The problem
Report the number of lines that hold the string "Joseph". Leave out any other text.

Data for the task

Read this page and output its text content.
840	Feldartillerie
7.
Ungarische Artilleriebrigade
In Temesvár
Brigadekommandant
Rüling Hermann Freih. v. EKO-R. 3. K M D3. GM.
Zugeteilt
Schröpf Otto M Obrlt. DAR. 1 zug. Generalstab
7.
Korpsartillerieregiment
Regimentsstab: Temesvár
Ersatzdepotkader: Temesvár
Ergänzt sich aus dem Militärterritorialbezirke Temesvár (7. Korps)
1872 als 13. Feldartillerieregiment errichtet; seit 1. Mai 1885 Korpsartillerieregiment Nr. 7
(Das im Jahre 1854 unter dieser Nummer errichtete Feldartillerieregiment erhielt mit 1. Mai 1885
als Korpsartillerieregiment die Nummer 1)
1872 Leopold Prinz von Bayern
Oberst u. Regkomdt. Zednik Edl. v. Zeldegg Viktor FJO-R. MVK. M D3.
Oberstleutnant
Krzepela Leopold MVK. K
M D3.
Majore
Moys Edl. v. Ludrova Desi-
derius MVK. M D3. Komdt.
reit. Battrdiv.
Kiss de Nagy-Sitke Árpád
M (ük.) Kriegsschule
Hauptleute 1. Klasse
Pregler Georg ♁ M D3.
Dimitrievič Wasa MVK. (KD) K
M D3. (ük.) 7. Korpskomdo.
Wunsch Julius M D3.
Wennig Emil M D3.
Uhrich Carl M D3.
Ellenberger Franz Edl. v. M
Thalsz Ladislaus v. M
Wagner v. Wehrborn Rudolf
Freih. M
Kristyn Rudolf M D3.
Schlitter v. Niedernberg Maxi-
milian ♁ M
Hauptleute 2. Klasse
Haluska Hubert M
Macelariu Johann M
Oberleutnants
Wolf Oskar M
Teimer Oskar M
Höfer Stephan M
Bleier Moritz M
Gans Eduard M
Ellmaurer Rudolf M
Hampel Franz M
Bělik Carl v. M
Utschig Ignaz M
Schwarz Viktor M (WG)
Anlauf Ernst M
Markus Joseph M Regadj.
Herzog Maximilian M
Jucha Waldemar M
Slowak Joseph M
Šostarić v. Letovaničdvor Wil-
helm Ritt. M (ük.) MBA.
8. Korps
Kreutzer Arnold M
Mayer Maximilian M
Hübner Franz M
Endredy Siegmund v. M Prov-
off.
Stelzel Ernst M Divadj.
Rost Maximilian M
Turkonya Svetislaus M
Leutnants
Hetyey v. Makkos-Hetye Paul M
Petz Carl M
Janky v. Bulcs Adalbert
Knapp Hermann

Correct response
2